*To be done*.
a) For each statement about the Flink draft text below, decide whether it agrees with the text. Answer yes or no, and quote the deciding words of the text exactly.
(i) A draft must be developed in an on-premises environment before a deployment can be created and run in the development console of Realtime Compute for Apache Flink.
(ii) The table schema must define every field of the Hologres table.
(iii) The absolute path of the uber JAR file should stay in the code when the JAR file of the draft is packaged and uploaded.
b) In the Flink draft text below, the sample code imports several classes from packages whose names begin with "org.apache.flink". Name every one of these classes.
c) Return the part of the Flink draft text below that runs from "public static void" down to "of the draft.", copied without any change.

# Given text start

Step 2: Develop a draft and debug the draft in an on-premises environment

Before you can create and run a deployment in the development console of Realtime Compute for Apache Flink, you must develop a draft on an on-premises environment. The following sample code describes how to build an implementation class to read data from a Hologres binary log source table.

Write code in an on-premises environment.

Sample code for using DataStream API to read data from a Hologres binary log source table

import com.alibaba.ververica.connectors.hologres.binlog.HologresBinlogConfigs;
import com.alibaba.ververica.connectors.hologres.binlog.StartupMode;
import com.alibaba.ververica.connectors.hologres.binlog.source.HologresBinlogSource;
import com.alibaba.ververica.connectors.hologres.config.HologresConnectionParam;
import com.alibaba.ververica.connectors.hologres.config.JDBCOptions;
import com.alibaba.ververica.connectors.hologres.utils.JDBCUtils;
import org.apache.flink.api.common.eventtime.WatermarkStrategy;
import org.apache.flink.configuration.Configuration;
import org.apache.flink.streaming.api.environment.StreamExecutionEnvironment;
import org.apache.flink.table.api.DataTypes;
import org.apache.flink.table.api.TableSchema;

import java.util.Collections;

public class HologresBinlogSourceDemo {

    public static void main(String[] args) throws Exception {
        Configuration envConf = new Configuration();
        // Specify the absolute path of the uber JAR file when you debug the draft in an on-premises environment and comment out the absolute path when you package and upload the JAR file of the draft.
        envConf.setString("pipeline.classpaths", "file://" + "<path_to_uber_jar>");
        final StreamExecutionEnvironment env = StreamExecutionEnvironment.getExecutionEnvironment(envConf);
        // Initialize the schema of the source table that you want to read. Make sure that the fields in the table schema match the fields in the Hologres table. You can define only specific fields. 
        TableSchema schema = TableSchema.builder()
        .field("<id>", DataTypes.INT().notNull())
        .primaryKey("<id>")

# Given text end
# Entries provided start

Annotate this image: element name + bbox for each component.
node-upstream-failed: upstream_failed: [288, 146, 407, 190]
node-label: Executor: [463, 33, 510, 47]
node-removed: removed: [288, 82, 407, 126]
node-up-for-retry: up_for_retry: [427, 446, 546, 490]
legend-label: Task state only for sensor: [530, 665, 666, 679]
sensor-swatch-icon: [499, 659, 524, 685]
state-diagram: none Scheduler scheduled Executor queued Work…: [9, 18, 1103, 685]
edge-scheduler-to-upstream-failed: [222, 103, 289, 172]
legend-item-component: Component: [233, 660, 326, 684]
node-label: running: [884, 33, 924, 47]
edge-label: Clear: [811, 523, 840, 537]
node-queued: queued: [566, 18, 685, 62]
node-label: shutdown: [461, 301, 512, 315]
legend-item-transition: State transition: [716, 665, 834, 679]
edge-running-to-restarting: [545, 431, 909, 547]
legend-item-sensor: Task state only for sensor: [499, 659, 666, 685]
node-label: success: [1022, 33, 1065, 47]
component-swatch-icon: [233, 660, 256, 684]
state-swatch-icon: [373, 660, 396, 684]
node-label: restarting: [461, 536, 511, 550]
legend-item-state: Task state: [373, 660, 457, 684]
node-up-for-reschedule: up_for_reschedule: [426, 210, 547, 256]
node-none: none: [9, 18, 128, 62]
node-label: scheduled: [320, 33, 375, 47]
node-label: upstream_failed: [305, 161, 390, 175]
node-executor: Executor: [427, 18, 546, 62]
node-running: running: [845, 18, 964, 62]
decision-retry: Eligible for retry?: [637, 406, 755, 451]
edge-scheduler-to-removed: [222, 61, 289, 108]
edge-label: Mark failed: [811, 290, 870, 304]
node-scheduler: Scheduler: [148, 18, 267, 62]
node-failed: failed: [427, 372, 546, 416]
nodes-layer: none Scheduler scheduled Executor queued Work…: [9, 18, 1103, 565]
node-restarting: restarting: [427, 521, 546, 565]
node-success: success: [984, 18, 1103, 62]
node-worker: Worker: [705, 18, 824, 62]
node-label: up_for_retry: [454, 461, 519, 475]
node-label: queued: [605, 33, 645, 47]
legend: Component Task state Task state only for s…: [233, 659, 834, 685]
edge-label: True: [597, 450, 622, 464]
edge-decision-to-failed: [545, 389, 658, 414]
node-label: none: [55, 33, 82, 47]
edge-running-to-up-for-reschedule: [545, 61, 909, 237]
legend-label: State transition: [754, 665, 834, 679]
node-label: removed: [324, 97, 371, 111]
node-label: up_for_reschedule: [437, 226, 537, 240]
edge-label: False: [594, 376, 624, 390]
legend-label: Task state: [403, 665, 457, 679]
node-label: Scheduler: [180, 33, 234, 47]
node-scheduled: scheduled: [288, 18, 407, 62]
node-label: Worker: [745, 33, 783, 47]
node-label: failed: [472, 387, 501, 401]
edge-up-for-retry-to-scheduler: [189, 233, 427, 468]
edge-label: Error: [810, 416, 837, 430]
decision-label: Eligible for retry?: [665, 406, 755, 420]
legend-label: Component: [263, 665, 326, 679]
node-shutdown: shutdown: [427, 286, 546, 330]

# Entries provided end

*Task results*.
a)
(i) Yes: "Before you can create and run a deployment in the development console of Realtime Compute for Apache Flink, you must develop a draft on an on-premises environment."
(ii) No: "You can define only specific fields."
(iii) No: "comment out the absolute path when you package and upload the JAR file of the draft."

b)
WatermarkStrategy
Configuration
StreamExecutionEnvironment
DataTypes
TableSchema

c)
public static void main(String[] args) throws Exception {
        Configuration envConf = new Configuration();
        // Specify the absolute path of the uber JAR file when you debug the draft in an on-premises environment and comment out the absolute path when you package and upload the JAR file of the draft.